§ AIM: Report how many lines in the listing below include the word "color". Write nothing besides the number.

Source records
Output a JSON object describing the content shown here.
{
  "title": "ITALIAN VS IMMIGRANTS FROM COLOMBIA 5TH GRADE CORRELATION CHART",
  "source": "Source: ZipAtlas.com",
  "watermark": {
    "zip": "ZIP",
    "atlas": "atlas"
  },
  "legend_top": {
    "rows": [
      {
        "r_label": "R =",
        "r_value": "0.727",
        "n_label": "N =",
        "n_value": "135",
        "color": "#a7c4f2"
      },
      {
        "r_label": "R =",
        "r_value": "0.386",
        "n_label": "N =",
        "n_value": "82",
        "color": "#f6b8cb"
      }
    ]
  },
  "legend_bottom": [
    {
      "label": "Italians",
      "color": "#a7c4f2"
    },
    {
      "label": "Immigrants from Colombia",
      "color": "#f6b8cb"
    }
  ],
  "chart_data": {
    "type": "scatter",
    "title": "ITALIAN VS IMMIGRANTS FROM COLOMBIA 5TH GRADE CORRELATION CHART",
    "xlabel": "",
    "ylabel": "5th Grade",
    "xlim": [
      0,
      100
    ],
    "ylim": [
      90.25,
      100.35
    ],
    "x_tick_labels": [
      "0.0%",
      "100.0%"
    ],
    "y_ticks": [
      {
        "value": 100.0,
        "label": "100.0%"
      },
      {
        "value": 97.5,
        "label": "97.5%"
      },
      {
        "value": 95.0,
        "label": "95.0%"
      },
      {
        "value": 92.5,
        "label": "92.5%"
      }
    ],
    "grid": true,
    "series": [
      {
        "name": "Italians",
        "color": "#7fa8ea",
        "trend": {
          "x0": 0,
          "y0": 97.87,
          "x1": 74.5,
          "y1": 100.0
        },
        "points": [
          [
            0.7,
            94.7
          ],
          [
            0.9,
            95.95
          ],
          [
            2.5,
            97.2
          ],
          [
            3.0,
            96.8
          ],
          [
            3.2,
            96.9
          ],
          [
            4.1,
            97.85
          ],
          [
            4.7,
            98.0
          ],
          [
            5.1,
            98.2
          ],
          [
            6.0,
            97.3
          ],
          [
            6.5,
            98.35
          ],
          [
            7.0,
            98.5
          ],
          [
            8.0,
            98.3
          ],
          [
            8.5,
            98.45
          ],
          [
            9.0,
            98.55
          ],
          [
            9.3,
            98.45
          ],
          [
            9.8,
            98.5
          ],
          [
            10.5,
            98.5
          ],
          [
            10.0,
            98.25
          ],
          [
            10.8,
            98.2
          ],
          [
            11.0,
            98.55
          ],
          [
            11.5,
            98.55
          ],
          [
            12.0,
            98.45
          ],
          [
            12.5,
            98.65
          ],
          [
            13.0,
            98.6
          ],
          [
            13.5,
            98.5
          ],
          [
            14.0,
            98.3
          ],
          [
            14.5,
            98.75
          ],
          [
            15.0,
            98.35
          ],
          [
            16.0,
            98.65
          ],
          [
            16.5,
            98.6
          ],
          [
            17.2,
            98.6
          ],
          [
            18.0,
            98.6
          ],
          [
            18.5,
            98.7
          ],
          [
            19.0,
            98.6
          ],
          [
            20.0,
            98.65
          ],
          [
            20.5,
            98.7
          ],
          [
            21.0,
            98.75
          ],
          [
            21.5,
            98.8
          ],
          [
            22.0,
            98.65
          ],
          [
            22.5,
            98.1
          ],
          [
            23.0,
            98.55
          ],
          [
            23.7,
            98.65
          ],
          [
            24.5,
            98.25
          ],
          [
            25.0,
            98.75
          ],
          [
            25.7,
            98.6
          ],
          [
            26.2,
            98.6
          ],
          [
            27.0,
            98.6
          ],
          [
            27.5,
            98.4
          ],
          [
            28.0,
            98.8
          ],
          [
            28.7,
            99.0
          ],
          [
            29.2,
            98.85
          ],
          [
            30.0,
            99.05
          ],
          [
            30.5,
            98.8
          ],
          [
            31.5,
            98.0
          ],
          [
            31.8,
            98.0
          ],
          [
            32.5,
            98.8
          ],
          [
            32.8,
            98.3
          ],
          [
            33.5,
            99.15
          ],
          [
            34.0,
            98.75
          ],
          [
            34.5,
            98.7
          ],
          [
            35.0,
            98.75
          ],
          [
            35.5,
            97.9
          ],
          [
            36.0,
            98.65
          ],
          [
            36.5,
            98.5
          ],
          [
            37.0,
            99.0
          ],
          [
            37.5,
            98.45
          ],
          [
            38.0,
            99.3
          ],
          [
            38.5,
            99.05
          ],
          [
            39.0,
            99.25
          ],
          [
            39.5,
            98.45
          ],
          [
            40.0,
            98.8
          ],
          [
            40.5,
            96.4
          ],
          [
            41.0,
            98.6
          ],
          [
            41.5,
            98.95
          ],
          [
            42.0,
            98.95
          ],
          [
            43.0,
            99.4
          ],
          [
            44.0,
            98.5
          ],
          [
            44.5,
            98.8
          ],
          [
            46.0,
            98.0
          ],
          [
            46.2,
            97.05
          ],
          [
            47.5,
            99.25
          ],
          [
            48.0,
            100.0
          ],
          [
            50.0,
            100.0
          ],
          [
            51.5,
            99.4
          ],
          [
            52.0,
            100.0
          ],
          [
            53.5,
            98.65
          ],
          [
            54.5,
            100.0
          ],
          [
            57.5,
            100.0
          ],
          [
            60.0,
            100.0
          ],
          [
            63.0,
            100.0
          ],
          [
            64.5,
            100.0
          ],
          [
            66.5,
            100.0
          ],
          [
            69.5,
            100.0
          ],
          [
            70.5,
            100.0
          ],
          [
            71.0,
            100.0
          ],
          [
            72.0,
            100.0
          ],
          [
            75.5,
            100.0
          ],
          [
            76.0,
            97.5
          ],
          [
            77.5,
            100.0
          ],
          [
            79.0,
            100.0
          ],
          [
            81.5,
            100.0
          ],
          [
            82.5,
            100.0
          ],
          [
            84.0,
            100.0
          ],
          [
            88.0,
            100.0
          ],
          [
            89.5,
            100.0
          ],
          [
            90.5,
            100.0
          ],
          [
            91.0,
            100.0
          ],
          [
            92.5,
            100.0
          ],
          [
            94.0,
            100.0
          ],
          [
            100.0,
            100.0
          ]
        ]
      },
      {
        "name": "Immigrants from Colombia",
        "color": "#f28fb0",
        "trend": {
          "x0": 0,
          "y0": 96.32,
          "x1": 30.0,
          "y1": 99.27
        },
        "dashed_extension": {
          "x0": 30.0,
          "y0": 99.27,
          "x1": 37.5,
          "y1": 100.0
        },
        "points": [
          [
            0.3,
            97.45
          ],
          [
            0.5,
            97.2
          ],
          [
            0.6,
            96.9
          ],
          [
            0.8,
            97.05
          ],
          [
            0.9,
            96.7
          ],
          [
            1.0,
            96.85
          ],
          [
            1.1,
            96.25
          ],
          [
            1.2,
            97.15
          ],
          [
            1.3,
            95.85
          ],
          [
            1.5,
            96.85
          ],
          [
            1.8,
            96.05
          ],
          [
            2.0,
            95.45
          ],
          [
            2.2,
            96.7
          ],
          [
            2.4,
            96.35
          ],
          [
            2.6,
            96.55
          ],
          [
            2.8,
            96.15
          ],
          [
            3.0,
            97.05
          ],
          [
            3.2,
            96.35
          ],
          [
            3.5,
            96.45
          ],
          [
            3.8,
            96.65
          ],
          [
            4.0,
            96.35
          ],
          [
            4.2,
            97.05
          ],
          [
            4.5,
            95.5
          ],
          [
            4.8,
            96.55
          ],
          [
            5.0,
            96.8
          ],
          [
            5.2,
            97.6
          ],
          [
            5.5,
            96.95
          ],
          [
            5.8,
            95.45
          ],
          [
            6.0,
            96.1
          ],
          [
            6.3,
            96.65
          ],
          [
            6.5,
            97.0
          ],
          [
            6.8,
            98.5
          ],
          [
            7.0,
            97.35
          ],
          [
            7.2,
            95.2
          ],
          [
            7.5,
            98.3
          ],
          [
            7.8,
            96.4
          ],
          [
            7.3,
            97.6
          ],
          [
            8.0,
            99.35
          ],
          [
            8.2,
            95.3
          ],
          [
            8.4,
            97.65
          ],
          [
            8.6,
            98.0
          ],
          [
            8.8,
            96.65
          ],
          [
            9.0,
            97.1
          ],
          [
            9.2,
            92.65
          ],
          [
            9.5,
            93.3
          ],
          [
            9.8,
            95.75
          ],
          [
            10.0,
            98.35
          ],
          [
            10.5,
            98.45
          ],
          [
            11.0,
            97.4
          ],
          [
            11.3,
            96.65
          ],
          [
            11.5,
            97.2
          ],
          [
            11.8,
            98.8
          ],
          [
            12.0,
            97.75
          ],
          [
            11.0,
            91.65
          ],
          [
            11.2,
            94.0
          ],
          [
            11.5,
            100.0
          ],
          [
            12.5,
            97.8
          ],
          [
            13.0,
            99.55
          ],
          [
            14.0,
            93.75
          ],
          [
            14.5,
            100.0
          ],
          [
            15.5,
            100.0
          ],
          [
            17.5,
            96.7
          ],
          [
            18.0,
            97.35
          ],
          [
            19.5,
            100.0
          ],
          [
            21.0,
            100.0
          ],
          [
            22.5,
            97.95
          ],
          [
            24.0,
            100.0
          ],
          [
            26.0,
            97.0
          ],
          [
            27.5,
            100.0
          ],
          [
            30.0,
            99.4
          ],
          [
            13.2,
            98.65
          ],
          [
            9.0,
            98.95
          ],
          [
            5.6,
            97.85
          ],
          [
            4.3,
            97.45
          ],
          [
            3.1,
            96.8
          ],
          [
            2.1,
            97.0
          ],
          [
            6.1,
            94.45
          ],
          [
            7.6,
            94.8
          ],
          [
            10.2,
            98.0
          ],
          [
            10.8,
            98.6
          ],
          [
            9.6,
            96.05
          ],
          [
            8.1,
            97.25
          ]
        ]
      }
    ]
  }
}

§ SOLUTION TO THIS EXERCISE: 6